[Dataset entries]
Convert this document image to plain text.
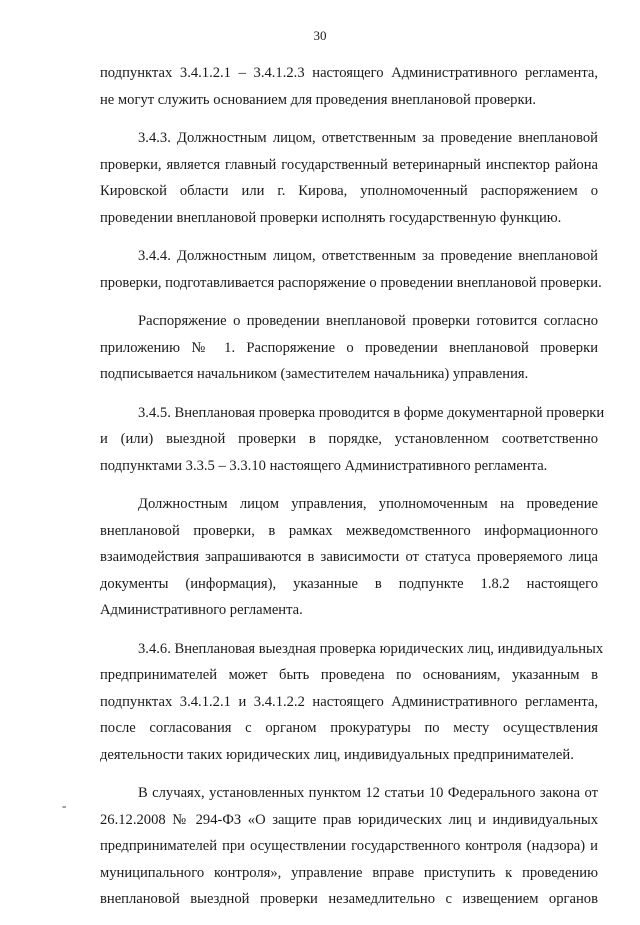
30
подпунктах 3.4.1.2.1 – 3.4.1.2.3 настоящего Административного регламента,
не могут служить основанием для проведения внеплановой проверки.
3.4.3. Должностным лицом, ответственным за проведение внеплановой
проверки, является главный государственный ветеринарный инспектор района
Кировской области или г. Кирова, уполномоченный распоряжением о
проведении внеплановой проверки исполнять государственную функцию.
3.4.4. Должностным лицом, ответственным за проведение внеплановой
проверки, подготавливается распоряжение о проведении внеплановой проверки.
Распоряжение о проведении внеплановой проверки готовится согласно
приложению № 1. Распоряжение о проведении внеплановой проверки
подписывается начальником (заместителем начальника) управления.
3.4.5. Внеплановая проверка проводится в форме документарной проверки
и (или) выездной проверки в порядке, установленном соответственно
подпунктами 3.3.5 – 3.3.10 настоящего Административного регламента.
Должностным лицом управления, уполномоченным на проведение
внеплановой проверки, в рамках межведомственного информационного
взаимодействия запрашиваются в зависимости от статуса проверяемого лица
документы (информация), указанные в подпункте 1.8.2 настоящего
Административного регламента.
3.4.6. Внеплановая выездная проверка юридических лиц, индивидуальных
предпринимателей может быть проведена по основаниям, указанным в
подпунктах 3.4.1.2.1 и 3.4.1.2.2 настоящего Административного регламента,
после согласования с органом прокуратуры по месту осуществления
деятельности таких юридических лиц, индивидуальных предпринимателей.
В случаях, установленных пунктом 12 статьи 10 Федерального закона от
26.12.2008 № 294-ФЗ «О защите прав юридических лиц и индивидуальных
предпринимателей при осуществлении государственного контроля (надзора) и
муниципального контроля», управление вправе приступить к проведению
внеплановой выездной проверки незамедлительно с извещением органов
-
==
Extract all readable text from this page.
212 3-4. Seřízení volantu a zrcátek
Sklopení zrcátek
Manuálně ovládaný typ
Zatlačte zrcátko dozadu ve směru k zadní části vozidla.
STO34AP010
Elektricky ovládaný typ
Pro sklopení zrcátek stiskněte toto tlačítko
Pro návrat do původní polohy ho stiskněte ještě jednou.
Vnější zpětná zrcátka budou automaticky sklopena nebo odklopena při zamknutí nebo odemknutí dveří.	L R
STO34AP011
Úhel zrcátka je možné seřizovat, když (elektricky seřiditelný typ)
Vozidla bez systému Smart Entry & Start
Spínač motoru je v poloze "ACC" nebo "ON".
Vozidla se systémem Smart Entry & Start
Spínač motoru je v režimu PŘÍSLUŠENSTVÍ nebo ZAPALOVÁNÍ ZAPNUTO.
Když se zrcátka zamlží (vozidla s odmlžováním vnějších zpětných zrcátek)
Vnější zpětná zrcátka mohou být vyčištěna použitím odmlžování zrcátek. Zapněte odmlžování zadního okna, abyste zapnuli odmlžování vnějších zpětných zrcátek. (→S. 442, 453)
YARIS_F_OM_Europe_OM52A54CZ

> _Job_
Tally up the lines with the word "проверка" in them, and answer with that number by itself.

> _Answer for this exercise_
2